▶ [What the exercise asks]
Reproduce exactly the lines from the one containing "What text is on this page?" through the last line of the data, both ends included.

▶ [Source records]
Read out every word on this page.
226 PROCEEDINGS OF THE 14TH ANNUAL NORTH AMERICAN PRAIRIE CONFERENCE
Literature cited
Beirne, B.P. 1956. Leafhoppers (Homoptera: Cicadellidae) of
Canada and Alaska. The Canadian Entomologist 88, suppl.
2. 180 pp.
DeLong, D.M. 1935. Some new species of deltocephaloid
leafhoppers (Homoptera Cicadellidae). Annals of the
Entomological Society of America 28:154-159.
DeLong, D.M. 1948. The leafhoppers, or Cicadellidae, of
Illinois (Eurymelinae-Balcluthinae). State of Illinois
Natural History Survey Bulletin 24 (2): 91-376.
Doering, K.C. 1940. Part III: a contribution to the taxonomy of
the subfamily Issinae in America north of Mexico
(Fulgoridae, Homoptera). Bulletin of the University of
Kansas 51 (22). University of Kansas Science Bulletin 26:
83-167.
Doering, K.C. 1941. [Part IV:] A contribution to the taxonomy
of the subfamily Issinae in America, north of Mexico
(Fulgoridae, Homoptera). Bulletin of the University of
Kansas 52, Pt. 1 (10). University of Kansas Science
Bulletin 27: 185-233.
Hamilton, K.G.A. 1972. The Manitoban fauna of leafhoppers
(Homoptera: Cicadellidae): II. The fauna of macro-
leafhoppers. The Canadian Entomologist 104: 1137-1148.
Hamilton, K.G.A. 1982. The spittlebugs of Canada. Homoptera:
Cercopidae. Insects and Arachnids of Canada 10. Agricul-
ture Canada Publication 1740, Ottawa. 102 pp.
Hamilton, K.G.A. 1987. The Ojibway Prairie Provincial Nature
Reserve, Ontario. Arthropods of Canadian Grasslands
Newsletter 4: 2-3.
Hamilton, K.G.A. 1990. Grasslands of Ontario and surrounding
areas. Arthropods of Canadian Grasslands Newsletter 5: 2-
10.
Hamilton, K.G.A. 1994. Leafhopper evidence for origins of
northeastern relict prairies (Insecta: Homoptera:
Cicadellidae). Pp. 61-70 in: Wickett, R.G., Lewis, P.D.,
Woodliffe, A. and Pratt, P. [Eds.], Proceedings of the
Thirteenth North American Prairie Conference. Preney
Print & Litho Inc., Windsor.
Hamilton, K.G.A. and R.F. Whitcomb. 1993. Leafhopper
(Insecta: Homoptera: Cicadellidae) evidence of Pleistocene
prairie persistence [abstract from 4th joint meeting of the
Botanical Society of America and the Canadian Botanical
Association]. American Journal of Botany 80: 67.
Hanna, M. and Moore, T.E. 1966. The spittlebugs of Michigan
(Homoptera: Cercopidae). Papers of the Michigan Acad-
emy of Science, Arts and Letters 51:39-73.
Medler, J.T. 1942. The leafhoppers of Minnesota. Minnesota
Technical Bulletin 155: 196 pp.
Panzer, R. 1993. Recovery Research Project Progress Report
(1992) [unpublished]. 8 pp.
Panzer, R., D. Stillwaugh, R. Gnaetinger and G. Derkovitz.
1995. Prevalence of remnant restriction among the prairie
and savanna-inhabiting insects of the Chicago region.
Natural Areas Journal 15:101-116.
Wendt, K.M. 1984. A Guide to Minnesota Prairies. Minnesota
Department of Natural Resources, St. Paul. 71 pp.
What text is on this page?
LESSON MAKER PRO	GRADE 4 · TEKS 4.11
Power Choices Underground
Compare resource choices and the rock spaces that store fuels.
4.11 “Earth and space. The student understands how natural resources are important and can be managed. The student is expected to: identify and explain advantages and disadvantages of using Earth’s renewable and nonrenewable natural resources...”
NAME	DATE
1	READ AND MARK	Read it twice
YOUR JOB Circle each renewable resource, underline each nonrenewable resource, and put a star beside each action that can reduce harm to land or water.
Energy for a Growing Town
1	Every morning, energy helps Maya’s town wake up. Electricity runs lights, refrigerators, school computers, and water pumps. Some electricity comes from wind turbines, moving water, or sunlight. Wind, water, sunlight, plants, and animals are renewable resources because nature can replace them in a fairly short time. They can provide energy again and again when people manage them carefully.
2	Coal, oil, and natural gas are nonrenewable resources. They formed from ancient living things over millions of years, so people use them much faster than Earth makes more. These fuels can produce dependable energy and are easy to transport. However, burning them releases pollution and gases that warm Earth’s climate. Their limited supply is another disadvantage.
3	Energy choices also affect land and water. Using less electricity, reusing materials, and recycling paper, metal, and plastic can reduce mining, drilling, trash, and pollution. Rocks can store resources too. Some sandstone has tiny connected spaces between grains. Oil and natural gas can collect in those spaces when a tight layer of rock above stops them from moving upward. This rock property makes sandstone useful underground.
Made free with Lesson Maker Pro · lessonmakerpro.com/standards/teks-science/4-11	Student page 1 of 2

▶ [Task solution]
What text is on this page?
LESSON MAKER PRO	GRADE 4 · TEKS 4.11
Power Choices Underground
Compare resource choices and the rock spaces that store fuels.
4.11 “Earth and space. The student understands how natural resources are important and can be managed. The student is expected to: identify and explain advantages and disadvantages of using Earth’s renewable and nonrenewable natural resources...”
NAME	DATE
1	READ AND MARK	Read it twice
YOUR JOB Circle each renewable resource, underline each nonrenewable resource, and put a star beside each action that can reduce harm to land or water.
Energy for a Growing Town
1	Every morning, energy helps Maya’s town wake up. Electricity runs lights, refrigerators, school computers, and water pumps. Some electricity comes from wind turbines, moving water, or sunlight. Wind, water, sunlight, plants, and animals are renewable resources because nature can replace them in a fairly short time. They can provide energy again and again when people manage them carefully.
2	Coal, oil, and natural gas are nonrenewable resources. They formed from ancient living things over millions of years, so people use them much faster than Earth makes more. These fuels can produce dependable energy and are easy to transport. However, burning them releases pollution and gases that warm Earth’s climate. Their limited supply is another disadvantage.
3	Energy choices also affect land and water. Using less electricity, reusing materials, and recycling paper, metal, and plastic can reduce mining, drilling, trash, and pollution. Rocks can store resources too. Some sandstone has tiny connected spaces between grains. Oil and natural gas can collect in those spaces when a tight layer of rock above stops them from moving upward. This rock property makes sandstone useful underground.
Made free with Lesson Maker Pro · lessonmakerpro.com/standards/teks-science/4-11	Student page 1 of 2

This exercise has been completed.